▶ Problem to work on: Leave out the pictures and transcribe the rest of the records exactly.

########

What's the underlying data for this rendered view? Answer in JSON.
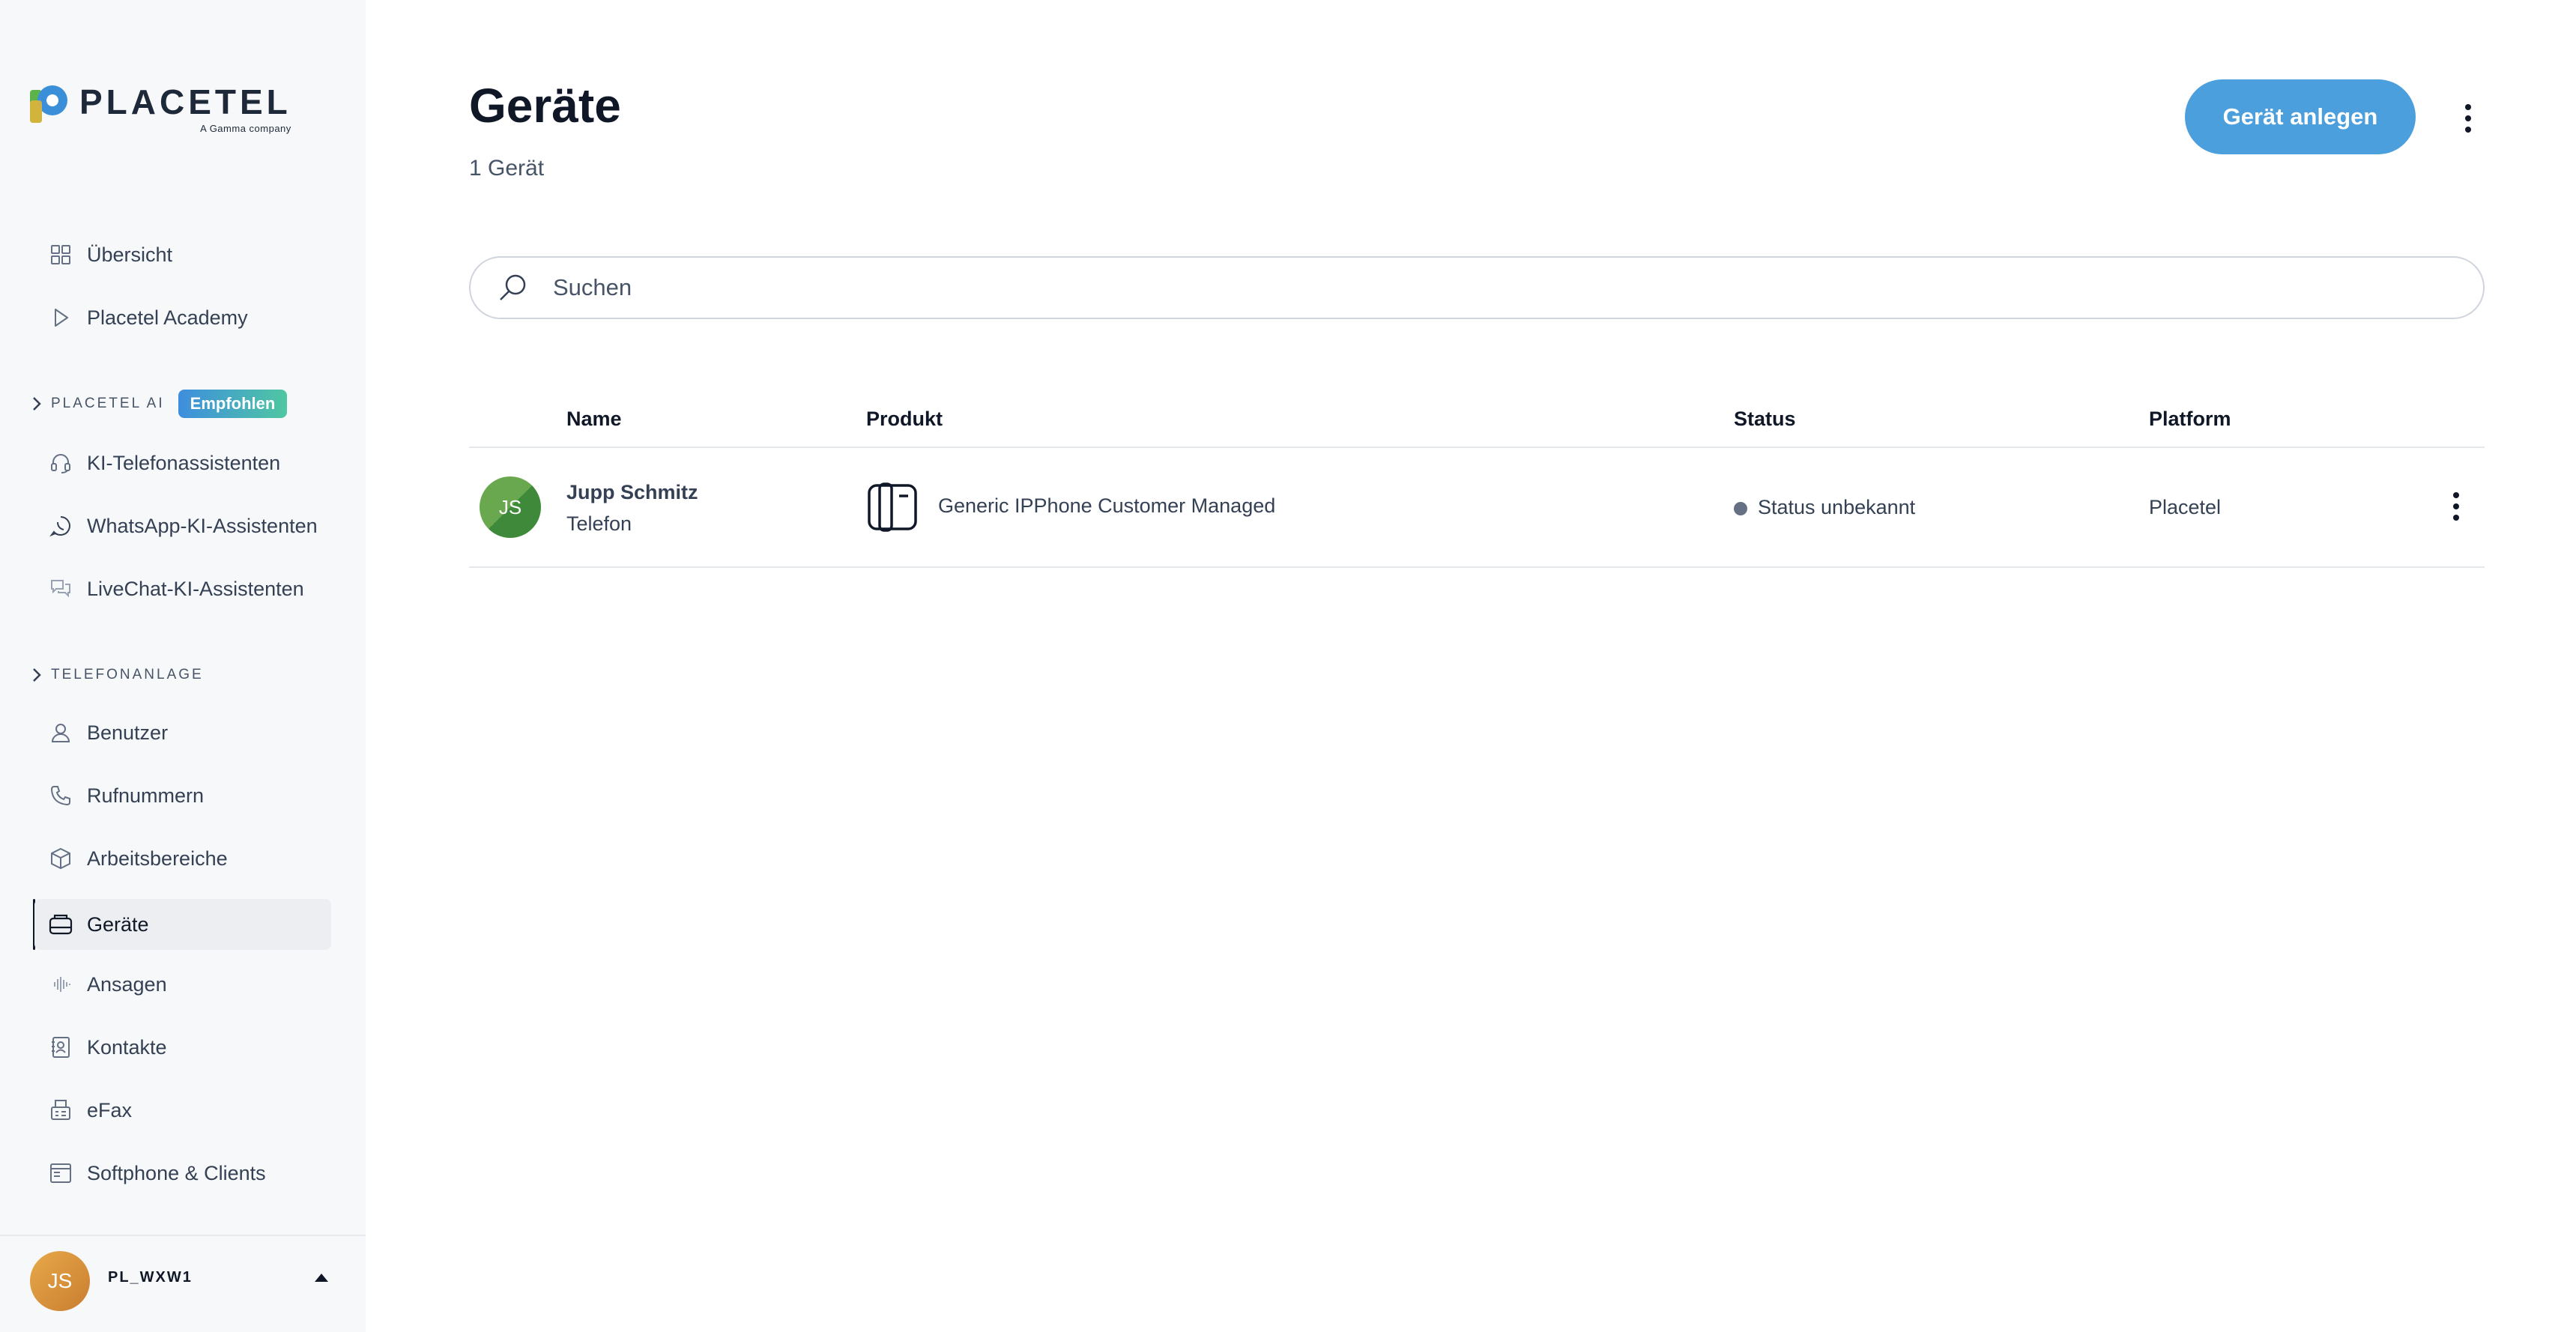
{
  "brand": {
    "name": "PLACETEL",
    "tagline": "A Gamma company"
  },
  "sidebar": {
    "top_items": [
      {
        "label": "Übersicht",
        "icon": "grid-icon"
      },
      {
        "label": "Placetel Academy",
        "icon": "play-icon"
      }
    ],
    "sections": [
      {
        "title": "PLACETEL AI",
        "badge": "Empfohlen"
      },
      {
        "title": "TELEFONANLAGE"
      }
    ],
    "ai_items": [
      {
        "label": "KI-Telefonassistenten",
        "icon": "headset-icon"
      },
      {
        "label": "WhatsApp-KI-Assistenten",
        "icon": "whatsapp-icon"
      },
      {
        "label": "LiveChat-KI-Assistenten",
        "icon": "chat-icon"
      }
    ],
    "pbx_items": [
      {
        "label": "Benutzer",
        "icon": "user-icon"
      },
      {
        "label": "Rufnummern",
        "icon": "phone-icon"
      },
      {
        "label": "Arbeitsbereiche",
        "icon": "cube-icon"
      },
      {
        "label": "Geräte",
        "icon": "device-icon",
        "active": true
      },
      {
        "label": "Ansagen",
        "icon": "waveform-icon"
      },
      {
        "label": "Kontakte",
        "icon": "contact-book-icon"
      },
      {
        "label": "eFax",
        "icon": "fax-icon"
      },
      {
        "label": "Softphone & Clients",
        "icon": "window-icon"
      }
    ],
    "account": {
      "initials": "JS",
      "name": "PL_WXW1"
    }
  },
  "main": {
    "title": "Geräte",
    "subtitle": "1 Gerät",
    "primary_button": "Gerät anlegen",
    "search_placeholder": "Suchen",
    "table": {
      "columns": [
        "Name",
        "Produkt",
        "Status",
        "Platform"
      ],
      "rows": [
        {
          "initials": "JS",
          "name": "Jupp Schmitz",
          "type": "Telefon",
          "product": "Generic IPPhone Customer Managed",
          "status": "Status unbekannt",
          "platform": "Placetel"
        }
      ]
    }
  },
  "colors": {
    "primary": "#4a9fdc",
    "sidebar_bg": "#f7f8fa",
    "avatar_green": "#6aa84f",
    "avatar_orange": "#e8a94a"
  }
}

########

▶ The answer:
What's the underlying data for this rendered view? Answer in JSON.
{
  "brand": {
    "name": "PLACETEL",
    "tagline": "A Gamma company"
  },
  "sidebar": {
    "top_items": [
      {
        "label": "Übersicht",
        "icon": "grid-icon"
      },
      {
        "label": "Placetel Academy",
        "icon": "play-icon"
      }
    ],
    "sections": [
      {
        "title": "PLACETEL AI",
        "badge": "Empfohlen"
      },
      {
        "title": "TELEFONANLAGE"
      }
    ],
    "ai_items": [
      {
        "label": "KI-Telefonassistenten",
        "icon": "headset-icon"
      },
      {
        "label": "WhatsApp-KI-Assistenten",
        "icon": "whatsapp-icon"
      },
      {
        "label": "LiveChat-KI-Assistenten",
        "icon": "chat-icon"
      }
    ],
    "pbx_items": [
      {
        "label": "Benutzer",
        "icon": "user-icon"
      },
      {
        "label": "Rufnummern",
        "icon": "phone-icon"
      },
      {
        "label": "Arbeitsbereiche",
        "icon": "cube-icon"
      },
      {
        "label": "Geräte",
        "icon": "device-icon",
        "active": true
      },
      {
        "label": "Ansagen",
        "icon": "waveform-icon"
      },
      {
        "label": "Kontakte",
        "icon": "contact-book-icon"
      },
      {
        "label": "eFax",
        "icon": "fax-icon"
      },
      {
        "label": "Softphone & Clients",
        "icon": "window-icon"
      }
    ],
    "account": {
      "initials": "JS",
      "name": "PL_WXW1"
    }
  },
  "main": {
    "title": "Geräte",
    "subtitle": "1 Gerät",
    "primary_button": "Gerät anlegen",
    "search_placeholder": "Suchen",
    "table": {
      "columns": [
        "Name",
        "Produkt",
        "Status",
        "Platform"
      ],
      "rows": [
        {
          "initials": "JS",
          "name": "Jupp Schmitz",
          "type": "Telefon",
          "product": "Generic IPPhone Customer Managed",
          "status": "Status unbekannt",
          "platform": "Placetel"
        }
      ]
    }
  },
  "colors": {
    "primary": "#4a9fdc",
    "sidebar_bg": "#f7f8fa",
    "avatar_green": "#6aa84f",
    "avatar_orange": "#e8a94a"
  }
}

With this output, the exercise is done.